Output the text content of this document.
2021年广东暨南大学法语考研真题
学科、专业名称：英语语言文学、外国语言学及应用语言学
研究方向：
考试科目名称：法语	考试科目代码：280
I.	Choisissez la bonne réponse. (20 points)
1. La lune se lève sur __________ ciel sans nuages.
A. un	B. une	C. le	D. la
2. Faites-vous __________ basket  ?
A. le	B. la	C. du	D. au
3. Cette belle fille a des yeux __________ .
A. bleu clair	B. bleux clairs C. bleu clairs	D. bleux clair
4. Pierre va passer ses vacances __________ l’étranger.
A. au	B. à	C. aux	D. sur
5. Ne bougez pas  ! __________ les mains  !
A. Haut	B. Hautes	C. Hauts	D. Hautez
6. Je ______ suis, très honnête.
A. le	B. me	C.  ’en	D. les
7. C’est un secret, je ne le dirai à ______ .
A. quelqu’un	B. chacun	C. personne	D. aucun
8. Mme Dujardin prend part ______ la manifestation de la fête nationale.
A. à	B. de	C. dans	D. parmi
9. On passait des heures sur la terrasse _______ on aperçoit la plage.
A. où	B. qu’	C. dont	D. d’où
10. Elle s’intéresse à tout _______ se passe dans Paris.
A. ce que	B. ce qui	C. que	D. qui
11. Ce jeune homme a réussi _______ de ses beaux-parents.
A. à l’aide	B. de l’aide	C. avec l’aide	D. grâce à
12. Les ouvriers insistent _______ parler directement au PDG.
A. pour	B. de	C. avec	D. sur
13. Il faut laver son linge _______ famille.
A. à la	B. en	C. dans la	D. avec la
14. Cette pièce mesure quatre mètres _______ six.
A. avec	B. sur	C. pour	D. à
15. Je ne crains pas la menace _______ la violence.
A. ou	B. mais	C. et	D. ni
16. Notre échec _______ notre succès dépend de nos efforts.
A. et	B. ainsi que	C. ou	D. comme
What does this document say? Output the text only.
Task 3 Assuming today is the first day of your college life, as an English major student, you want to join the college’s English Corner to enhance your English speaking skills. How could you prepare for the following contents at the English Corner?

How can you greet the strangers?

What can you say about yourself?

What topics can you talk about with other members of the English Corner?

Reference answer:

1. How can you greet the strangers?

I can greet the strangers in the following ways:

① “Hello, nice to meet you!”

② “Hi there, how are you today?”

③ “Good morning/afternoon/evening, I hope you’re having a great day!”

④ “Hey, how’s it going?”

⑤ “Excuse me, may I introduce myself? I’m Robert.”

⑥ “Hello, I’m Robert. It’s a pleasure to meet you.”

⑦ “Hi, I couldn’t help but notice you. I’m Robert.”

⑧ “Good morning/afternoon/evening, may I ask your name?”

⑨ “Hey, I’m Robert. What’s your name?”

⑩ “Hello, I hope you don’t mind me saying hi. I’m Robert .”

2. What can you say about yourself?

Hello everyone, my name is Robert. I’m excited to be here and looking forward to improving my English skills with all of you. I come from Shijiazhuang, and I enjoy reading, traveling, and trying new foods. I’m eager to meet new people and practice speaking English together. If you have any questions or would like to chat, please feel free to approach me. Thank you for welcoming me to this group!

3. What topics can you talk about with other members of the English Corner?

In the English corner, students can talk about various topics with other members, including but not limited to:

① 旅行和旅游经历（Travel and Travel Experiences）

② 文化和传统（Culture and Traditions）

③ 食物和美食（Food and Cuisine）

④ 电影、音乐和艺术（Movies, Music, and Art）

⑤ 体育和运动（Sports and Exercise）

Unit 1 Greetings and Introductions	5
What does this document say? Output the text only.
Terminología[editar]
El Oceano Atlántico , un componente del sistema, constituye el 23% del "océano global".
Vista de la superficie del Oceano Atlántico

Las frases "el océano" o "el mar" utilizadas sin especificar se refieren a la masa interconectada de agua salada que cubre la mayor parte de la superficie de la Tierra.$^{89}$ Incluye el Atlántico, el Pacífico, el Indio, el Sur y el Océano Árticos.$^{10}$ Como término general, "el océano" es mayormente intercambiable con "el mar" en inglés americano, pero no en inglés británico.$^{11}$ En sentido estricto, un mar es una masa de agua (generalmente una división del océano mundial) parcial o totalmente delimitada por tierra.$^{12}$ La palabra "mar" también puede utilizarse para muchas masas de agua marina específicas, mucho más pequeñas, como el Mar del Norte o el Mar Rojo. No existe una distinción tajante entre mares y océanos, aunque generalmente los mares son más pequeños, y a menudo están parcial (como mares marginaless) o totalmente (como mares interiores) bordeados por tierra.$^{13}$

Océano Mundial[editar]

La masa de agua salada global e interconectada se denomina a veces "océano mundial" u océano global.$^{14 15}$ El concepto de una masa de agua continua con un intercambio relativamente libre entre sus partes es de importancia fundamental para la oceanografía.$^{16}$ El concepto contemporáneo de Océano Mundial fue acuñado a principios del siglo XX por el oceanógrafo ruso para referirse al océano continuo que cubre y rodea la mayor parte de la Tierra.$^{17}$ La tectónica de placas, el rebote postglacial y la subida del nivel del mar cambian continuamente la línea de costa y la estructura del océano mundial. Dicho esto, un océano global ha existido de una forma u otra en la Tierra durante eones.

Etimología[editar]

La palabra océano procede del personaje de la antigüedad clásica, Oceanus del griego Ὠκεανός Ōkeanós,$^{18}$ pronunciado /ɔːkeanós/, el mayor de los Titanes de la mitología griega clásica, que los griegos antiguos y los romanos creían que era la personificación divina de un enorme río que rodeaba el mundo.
..........
→ What you should do
Review the material and copy each line in which the word "Atlántico" appears.

→ Complete output
El Oceano Atlántico , un componente del sistema, constituye el 23% del "océano global".
Vista de la superficie del Oceano Atlántico
Las frases "el océano" o "el mar" utilizadas sin especificar se refieren a la masa interconectada de agua salada que cubre la mayor parte de la superficie de la Tierra.$^{89}$ Incluye el Atlántico, el Pacífico, el Indio, el Sur y el Océano Árticos.$^{10}$ Como término general, "el océano" es mayormente intercambiable con "el mar" en inglés americano, pero no en inglés británico.$^{11}$ En sentido estricto, un mar es una masa de agua (generalmente una división del océano mundial) parcial o totalmente delimitada por tierra.$^{12}$ La palabra "mar" también puede utilizarse para muchas masas de agua marina específicas, mucho más pequeñas, como el Mar del Norte o el Mar Rojo. No existe una distinción tajante entre mares y océanos, aunque generalmente los mares son más pequeños, y a menudo están parcial (como mares marginaless) o totalmente (como mares interiores) bordeados por tierra.$^{13}$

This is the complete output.